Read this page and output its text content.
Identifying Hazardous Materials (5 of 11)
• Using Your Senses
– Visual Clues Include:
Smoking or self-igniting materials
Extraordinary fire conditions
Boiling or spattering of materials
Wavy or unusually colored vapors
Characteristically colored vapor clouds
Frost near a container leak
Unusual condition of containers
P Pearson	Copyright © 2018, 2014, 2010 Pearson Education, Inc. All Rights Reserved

◆ ◆ ◆ ◆ ◆

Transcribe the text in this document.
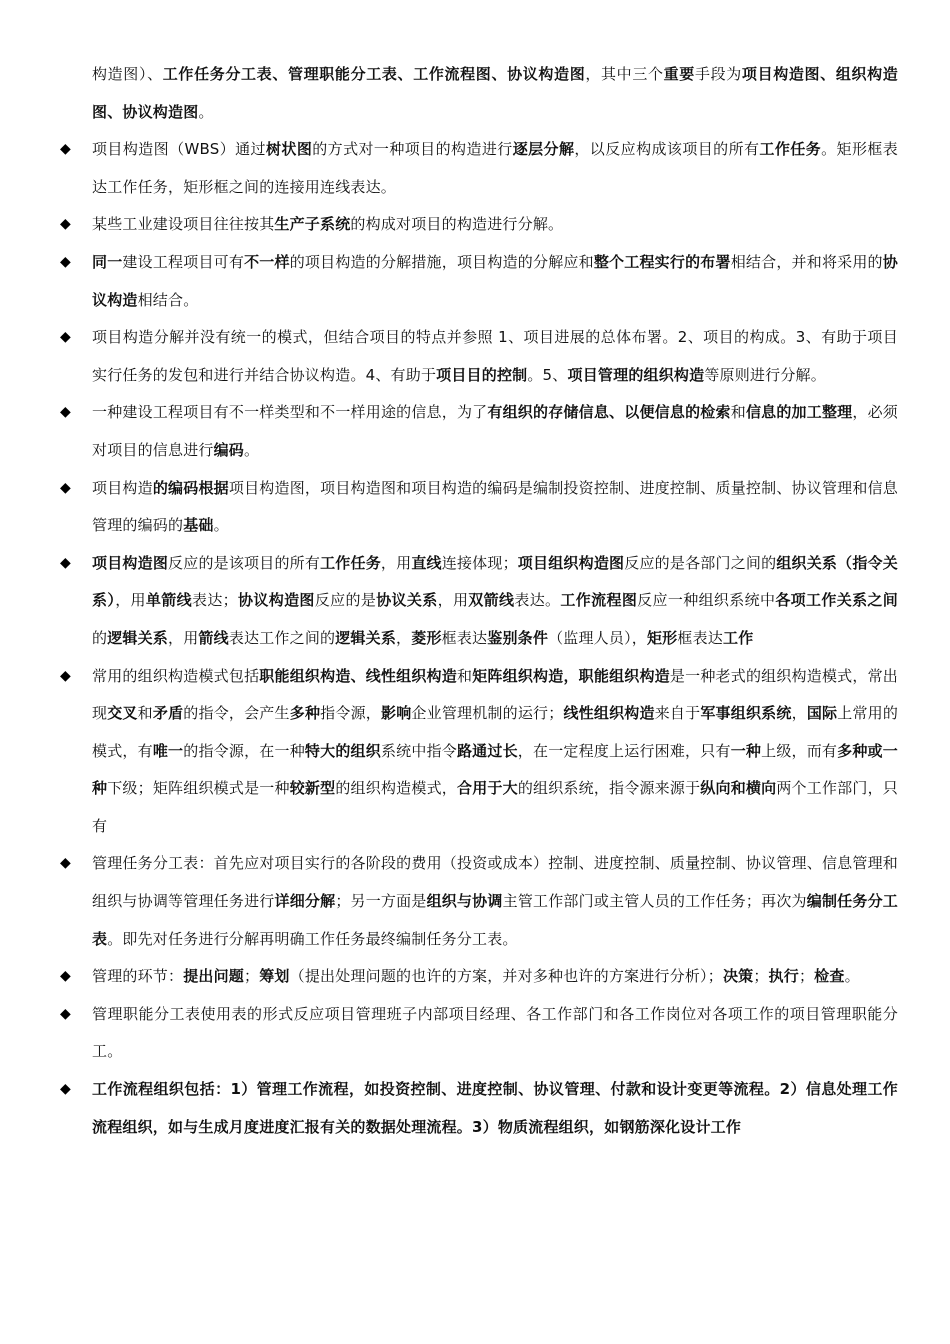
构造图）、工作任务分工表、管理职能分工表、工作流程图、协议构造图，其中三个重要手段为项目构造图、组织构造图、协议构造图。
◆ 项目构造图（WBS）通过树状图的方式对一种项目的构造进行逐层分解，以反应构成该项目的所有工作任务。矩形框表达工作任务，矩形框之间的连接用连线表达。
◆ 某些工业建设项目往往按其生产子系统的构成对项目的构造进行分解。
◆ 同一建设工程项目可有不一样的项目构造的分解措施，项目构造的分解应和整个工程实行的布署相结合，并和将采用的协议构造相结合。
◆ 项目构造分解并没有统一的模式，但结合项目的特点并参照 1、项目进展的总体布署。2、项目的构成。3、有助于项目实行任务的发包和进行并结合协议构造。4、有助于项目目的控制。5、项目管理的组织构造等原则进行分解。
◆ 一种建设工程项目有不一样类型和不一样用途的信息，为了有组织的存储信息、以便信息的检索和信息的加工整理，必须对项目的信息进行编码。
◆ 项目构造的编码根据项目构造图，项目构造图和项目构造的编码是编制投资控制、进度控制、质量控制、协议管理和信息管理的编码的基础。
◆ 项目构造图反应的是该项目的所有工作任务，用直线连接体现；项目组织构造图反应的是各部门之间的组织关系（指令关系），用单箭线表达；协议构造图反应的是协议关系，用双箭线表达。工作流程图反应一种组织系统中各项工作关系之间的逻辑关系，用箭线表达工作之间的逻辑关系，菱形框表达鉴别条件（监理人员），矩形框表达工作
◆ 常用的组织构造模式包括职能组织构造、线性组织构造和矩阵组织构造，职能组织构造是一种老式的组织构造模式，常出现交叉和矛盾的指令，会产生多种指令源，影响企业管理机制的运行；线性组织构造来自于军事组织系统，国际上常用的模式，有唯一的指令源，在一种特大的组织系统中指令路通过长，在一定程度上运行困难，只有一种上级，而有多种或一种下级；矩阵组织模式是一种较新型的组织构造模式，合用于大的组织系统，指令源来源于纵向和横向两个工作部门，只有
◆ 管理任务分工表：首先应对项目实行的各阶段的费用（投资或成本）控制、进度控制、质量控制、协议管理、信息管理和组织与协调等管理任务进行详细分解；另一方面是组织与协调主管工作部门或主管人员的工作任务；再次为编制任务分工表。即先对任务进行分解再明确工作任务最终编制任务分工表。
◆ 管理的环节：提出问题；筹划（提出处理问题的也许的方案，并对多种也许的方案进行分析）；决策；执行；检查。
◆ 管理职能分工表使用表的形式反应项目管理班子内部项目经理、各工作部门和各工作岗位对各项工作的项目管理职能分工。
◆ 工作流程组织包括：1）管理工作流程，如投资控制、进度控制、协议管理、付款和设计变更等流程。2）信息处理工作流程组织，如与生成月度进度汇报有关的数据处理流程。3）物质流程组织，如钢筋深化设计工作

◆ ◆ ◆ ◆ ◆

- [Exercise details]
From the entries above, copy every line where the word "text" shows up.

- [Task answer]
Read this page and output its text content.
Transcribe the text in this document.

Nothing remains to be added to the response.